## Directions for this task
Print, exactly and completely, every entry in the data.

Dataset excerpt
══════════════════════════════

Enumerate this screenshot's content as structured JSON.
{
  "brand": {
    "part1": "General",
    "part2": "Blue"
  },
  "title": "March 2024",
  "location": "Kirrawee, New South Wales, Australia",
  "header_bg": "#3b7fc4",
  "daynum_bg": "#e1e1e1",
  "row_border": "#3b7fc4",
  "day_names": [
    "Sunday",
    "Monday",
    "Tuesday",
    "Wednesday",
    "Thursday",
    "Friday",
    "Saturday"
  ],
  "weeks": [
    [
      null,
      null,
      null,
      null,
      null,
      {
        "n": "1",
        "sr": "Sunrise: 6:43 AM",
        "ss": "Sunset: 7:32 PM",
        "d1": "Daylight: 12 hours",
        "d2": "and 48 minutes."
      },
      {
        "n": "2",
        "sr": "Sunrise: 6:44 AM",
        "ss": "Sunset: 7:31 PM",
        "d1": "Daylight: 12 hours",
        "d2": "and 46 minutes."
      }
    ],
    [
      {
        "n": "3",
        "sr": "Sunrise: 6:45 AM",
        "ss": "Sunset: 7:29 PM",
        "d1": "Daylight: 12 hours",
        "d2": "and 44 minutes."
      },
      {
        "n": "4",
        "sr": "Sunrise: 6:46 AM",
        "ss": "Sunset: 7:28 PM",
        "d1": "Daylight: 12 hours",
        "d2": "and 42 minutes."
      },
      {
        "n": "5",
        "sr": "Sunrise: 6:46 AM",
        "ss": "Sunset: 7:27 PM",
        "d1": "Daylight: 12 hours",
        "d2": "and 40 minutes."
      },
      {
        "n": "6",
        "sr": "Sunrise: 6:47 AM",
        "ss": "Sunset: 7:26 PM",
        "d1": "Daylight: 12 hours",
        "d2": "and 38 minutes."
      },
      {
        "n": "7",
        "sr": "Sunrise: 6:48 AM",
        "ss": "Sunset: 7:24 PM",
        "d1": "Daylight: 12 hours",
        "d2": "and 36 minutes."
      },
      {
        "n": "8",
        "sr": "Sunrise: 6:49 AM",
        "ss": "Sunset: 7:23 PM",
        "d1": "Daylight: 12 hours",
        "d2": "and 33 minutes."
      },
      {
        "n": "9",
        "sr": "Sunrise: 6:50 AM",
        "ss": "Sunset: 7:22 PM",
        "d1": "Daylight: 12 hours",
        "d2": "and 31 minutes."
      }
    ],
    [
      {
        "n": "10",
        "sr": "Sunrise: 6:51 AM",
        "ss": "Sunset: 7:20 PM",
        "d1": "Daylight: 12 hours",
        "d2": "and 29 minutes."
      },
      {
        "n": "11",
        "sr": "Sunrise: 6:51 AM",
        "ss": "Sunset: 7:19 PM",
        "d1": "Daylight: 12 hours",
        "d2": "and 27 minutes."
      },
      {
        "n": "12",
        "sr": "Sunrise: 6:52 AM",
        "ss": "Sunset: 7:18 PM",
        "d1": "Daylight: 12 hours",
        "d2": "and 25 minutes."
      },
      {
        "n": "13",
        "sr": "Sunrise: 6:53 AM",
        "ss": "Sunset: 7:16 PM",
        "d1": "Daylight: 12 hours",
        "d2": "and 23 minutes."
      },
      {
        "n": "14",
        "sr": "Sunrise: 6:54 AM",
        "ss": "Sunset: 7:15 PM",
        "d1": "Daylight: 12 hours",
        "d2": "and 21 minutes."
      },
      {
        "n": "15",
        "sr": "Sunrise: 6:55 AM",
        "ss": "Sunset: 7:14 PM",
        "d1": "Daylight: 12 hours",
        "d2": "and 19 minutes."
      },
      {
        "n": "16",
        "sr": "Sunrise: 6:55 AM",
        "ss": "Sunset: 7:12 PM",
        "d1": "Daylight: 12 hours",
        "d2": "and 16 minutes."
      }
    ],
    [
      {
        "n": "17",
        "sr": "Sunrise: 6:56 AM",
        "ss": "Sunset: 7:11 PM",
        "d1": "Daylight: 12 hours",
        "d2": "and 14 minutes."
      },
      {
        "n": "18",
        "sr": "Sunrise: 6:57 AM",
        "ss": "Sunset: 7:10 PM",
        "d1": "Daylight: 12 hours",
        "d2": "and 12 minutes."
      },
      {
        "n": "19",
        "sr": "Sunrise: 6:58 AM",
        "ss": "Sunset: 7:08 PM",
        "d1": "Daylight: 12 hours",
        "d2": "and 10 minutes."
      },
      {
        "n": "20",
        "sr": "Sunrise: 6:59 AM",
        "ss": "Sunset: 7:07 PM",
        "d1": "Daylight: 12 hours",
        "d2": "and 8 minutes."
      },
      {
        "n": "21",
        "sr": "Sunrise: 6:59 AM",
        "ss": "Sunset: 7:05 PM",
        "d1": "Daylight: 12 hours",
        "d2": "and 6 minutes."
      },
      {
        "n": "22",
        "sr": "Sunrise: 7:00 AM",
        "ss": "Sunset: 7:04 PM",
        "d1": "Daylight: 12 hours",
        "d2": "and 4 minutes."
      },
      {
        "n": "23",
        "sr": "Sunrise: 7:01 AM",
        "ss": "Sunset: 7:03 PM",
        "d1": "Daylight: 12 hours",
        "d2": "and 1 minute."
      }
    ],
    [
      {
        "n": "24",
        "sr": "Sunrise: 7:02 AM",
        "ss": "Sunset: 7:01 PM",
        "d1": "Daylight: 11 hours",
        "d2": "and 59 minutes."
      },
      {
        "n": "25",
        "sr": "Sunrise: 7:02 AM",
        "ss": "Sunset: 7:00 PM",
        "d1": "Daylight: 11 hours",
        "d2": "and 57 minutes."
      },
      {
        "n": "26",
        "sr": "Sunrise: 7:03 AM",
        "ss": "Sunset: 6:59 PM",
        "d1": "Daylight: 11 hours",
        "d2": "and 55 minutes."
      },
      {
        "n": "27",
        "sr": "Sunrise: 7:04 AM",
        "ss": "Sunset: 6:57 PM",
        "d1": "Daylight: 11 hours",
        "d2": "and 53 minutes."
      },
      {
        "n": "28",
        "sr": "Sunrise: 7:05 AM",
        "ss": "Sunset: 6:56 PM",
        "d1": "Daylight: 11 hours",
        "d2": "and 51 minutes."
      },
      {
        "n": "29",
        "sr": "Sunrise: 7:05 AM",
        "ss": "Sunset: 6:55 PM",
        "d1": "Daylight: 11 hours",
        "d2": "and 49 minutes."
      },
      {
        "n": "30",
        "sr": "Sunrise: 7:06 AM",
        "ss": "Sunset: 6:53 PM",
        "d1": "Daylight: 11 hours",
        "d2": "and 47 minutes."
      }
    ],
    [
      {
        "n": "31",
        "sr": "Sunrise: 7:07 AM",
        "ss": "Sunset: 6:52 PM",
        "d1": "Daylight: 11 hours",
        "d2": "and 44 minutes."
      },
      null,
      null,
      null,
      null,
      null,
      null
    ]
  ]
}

══════════════════════════════

## Solved exercise
Enumerate this screenshot's content as structured JSON.
{
  "brand": {
    "part1": "General",
    "part2": "Blue"
  },
  "title": "March 2024",
  "location": "Kirrawee, New South Wales, Australia",
  "header_bg": "#3b7fc4",
  "daynum_bg": "#e1e1e1",
  "row_border": "#3b7fc4",
  "day_names": [
    "Sunday",
    "Monday",
    "Tuesday",
    "Wednesday",
    "Thursday",
    "Friday",
    "Saturday"
  ],
  "weeks": [
    [
      null,
      null,
      null,
      null,
      null,
      {
        "n": "1",
        "sr": "Sunrise: 6:43 AM",
        "ss": "Sunset: 7:32 PM",
        "d1": "Daylight: 12 hours",
        "d2": "and 48 minutes."
      },
      {
        "n": "2",
        "sr": "Sunrise: 6:44 AM",
        "ss": "Sunset: 7:31 PM",
        "d1": "Daylight: 12 hours",
        "d2": "and 46 minutes."
      }
    ],
    [
      {
        "n": "3",
        "sr": "Sunrise: 6:45 AM",
        "ss": "Sunset: 7:29 PM",
        "d1": "Daylight: 12 hours",
        "d2": "and 44 minutes."
      },
      {
        "n": "4",
        "sr": "Sunrise: 6:46 AM",
        "ss": "Sunset: 7:28 PM",
        "d1": "Daylight: 12 hours",
        "d2": "and 42 minutes."
      },
      {
        "n": "5",
        "sr": "Sunrise: 6:46 AM",
        "ss": "Sunset: 7:27 PM",
        "d1": "Daylight: 12 hours",
        "d2": "and 40 minutes."
      },
      {
        "n": "6",
        "sr": "Sunrise: 6:47 AM",
        "ss": "Sunset: 7:26 PM",
        "d1": "Daylight: 12 hours",
        "d2": "and 38 minutes."
      },
      {
        "n": "7",
        "sr": "Sunrise: 6:48 AM",
        "ss": "Sunset: 7:24 PM",
        "d1": "Daylight: 12 hours",
        "d2": "and 36 minutes."
      },
      {
        "n": "8",
        "sr": "Sunrise: 6:49 AM",
        "ss": "Sunset: 7:23 PM",
        "d1": "Daylight: 12 hours",
        "d2": "and 33 minutes."
      },
      {
        "n": "9",
        "sr": "Sunrise: 6:50 AM",
        "ss": "Sunset: 7:22 PM",
        "d1": "Daylight: 12 hours",
        "d2": "and 31 minutes."
      }
    ],
    [
      {
        "n": "10",
        "sr": "Sunrise: 6:51 AM",
        "ss": "Sunset: 7:20 PM",
        "d1": "Daylight: 12 hours",
        "d2": "and 29 minutes."
      },
      {
        "n": "11",
        "sr": "Sunrise: 6:51 AM",
        "ss": "Sunset: 7:19 PM",
        "d1": "Daylight: 12 hours",
        "d2": "and 27 minutes."
      },
      {
        "n": "12",
        "sr": "Sunrise: 6:52 AM",
        "ss": "Sunset: 7:18 PM",
        "d1": "Daylight: 12 hours",
        "d2": "and 25 minutes."
      },
      {
        "n": "13",
        "sr": "Sunrise: 6:53 AM",
        "ss": "Sunset: 7:16 PM",
        "d1": "Daylight: 12 hours",
        "d2": "and 23 minutes."
      },
      {
        "n": "14",
        "sr": "Sunrise: 6:54 AM",
        "ss": "Sunset: 7:15 PM",
        "d1": "Daylight: 12 hours",
        "d2": "and 21 minutes."
      },
      {
        "n": "15",
        "sr": "Sunrise: 6:55 AM",
        "ss": "Sunset: 7:14 PM",
        "d1": "Daylight: 12 hours",
        "d2": "and 19 minutes."
      },
      {
        "n": "16",
        "sr": "Sunrise: 6:55 AM",
        "ss": "Sunset: 7:12 PM",
        "d1": "Daylight: 12 hours",
        "d2": "and 16 minutes."
      }
    ],
    [
      {
        "n": "17",
        "sr": "Sunrise: 6:56 AM",
        "ss": "Sunset: 7:11 PM",
        "d1": "Daylight: 12 hours",
        "d2": "and 14 minutes."
      },
      {
        "n": "18",
        "sr": "Sunrise: 6:57 AM",
        "ss": "Sunset: 7:10 PM",
        "d1": "Daylight: 12 hours",
        "d2": "and 12 minutes."
      },
      {
        "n": "19",
        "sr": "Sunrise: 6:58 AM",
        "ss": "Sunset: 7:08 PM",
        "d1": "Daylight: 12 hours",
        "d2": "and 10 minutes."
      },
      {
        "n": "20",
        "sr": "Sunrise: 6:59 AM",
        "ss": "Sunset: 7:07 PM",
        "d1": "Daylight: 12 hours",
        "d2": "and 8 minutes."
      },
      {
        "n": "21",
        "sr": "Sunrise: 6:59 AM",
        "ss": "Sunset: 7:05 PM",
        "d1": "Daylight: 12 hours",
        "d2": "and 6 minutes."
      },
      {
        "n": "22",
        "sr": "Sunrise: 7:00 AM",
        "ss": "Sunset: 7:04 PM",
        "d1": "Daylight: 12 hours",
        "d2": "and 4 minutes."
      },
      {
        "n": "23",
        "sr": "Sunrise: 7:01 AM",
        "ss": "Sunset: 7:03 PM",
        "d1": "Daylight: 12 hours",
        "d2": "and 1 minute."
      }
    ],
    [
      {
        "n": "24",
        "sr": "Sunrise: 7:02 AM",
        "ss": "Sunset: 7:01 PM",
        "d1": "Daylight: 11 hours",
        "d2": "and 59 minutes."
      },
      {
        "n": "25",
        "sr": "Sunrise: 7:02 AM",
        "ss": "Sunset: 7:00 PM",
        "d1": "Daylight: 11 hours",
        "d2": "and 57 minutes."
      },
      {
        "n": "26",
        "sr": "Sunrise: 7:03 AM",
        "ss": "Sunset: 6:59 PM",
        "d1": "Daylight: 11 hours",
        "d2": "and 55 minutes."
      },
      {
        "n": "27",
        "sr": "Sunrise: 7:04 AM",
        "ss": "Sunset: 6:57 PM",
        "d1": "Daylight: 11 hours",
        "d2": "and 53 minutes."
      },
      {
        "n": "28",
        "sr": "Sunrise: 7:05 AM",
        "ss": "Sunset: 6:56 PM",
        "d1": "Daylight: 11 hours",
        "d2": "and 51 minutes."
      },
      {
        "n": "29",
        "sr": "Sunrise: 7:05 AM",
        "ss": "Sunset: 6:55 PM",
        "d1": "Daylight: 11 hours",
        "d2": "and 49 minutes."
      },
      {
        "n": "30",
        "sr": "Sunrise: 7:06 AM",
        "ss": "Sunset: 6:53 PM",
        "d1": "Daylight: 11 hours",
        "d2": "and 47 minutes."
      }
    ],
    [
      {
        "n": "31",
        "sr": "Sunrise: 7:07 AM",
        "ss": "Sunset: 6:52 PM",
        "d1": "Daylight: 11 hours",
        "d2": "and 44 minutes."
      },
      null,
      null,
      null,
      null,
      null,
      null
    ]
  ]
}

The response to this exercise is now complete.